■ Task statement:
Scan the data below and report how many lines include the word "entries". Nothing else is wanted.
**** Extracted material ****
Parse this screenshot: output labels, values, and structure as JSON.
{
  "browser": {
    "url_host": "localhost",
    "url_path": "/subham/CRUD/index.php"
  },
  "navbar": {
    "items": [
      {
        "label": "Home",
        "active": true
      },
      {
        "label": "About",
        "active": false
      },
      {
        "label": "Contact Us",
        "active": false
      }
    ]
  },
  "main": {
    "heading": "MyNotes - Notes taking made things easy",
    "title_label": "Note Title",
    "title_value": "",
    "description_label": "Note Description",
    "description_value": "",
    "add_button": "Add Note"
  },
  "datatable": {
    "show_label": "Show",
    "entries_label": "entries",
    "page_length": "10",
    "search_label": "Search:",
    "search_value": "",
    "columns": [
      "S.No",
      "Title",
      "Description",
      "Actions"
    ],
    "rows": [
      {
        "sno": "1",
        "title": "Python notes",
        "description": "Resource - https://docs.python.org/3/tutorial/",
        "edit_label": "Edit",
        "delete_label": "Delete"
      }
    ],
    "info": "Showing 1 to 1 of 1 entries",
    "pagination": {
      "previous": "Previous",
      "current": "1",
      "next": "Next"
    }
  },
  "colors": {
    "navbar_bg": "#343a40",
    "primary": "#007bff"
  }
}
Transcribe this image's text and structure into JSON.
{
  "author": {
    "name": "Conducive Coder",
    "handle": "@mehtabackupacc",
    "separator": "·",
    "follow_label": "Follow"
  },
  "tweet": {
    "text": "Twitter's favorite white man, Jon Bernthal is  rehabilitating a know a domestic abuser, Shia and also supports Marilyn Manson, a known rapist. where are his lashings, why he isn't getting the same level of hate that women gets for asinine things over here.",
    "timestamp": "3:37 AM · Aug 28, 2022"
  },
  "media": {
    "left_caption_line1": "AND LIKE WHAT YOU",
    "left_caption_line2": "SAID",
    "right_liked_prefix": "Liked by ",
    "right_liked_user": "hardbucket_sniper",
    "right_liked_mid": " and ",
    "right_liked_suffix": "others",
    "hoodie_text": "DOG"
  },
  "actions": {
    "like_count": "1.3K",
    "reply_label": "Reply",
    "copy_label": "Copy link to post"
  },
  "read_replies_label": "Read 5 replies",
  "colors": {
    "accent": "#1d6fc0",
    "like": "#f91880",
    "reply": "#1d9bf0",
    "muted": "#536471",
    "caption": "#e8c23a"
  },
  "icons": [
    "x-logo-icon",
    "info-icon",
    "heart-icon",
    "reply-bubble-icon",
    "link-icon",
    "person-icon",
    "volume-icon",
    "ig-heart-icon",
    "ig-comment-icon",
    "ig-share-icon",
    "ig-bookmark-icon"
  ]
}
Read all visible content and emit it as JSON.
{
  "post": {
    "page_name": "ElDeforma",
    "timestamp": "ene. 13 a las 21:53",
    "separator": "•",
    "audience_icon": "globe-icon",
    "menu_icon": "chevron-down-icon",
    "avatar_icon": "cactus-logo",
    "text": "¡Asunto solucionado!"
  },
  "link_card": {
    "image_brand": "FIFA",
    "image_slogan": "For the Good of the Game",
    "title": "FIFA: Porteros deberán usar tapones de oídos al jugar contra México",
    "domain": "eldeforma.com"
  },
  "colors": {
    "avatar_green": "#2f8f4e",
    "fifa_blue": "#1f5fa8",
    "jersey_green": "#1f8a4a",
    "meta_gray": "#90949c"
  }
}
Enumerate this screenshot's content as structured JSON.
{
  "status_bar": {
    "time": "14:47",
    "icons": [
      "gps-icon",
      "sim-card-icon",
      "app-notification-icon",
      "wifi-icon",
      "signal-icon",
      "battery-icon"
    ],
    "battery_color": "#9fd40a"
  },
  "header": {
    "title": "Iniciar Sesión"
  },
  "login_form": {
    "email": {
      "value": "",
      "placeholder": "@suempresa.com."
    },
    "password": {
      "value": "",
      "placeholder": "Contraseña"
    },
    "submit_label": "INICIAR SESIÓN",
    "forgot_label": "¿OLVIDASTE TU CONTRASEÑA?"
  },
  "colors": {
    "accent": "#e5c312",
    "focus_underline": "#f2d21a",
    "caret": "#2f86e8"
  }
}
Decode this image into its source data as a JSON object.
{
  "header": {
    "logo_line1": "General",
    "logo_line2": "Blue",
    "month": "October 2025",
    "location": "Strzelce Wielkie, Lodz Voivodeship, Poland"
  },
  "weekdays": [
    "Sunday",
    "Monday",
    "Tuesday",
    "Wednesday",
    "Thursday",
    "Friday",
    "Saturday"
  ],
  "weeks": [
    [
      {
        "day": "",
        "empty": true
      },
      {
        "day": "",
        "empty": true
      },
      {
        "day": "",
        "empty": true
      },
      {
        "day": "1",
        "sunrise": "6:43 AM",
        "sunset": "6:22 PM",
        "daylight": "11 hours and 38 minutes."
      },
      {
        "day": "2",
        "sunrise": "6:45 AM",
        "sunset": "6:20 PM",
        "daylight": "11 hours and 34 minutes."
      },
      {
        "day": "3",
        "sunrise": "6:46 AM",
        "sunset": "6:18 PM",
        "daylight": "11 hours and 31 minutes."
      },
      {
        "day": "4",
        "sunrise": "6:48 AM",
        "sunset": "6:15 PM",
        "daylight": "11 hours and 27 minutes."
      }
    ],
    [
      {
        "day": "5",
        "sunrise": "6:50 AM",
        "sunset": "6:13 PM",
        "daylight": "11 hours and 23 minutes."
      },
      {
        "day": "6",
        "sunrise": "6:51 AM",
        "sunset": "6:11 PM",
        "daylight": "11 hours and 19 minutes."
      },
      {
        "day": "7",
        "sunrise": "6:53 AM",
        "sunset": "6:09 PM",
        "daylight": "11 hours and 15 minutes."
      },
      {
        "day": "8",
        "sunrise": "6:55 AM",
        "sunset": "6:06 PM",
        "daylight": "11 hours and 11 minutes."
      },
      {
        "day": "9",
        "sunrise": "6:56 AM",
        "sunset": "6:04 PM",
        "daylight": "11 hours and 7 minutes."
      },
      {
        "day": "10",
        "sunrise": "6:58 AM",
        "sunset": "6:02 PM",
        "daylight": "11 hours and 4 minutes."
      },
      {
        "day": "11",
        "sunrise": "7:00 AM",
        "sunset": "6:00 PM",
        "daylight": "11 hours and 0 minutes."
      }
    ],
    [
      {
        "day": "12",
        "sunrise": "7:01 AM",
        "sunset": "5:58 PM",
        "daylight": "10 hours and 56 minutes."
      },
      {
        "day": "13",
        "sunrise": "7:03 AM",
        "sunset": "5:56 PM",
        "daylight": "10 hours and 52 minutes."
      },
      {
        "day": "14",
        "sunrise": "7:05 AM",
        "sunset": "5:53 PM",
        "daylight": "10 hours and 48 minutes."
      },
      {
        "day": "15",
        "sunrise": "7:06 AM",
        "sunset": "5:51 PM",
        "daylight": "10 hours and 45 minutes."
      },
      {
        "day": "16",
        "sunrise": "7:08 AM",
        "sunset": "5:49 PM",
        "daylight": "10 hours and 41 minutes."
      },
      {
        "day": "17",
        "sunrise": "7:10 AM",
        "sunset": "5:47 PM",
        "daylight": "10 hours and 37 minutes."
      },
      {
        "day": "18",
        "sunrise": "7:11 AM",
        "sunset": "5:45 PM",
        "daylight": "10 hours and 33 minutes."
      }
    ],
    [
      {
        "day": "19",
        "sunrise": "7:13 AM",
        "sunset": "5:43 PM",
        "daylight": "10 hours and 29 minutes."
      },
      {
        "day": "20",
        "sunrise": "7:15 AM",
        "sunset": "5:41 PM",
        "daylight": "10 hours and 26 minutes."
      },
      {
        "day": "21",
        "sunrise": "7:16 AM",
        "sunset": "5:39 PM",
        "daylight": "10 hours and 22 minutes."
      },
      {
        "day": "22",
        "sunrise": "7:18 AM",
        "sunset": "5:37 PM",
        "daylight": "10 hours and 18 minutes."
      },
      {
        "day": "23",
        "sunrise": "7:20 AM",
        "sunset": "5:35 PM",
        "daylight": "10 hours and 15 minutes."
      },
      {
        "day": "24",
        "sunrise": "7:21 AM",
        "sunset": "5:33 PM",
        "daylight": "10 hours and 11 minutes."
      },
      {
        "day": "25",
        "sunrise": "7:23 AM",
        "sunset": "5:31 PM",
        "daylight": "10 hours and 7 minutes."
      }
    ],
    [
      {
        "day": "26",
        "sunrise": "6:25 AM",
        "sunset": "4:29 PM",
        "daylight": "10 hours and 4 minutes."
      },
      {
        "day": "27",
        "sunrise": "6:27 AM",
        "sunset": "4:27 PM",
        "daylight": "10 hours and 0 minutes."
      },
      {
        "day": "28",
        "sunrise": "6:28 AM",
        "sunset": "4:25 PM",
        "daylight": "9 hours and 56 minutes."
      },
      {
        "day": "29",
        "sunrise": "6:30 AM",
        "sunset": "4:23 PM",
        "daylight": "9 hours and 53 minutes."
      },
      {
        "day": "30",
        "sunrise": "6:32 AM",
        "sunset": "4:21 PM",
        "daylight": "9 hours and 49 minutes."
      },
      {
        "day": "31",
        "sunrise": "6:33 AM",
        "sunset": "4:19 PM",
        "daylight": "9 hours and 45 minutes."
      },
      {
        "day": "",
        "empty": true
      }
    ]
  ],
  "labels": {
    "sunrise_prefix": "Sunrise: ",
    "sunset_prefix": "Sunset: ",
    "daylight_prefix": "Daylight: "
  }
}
****
■ Full output:
2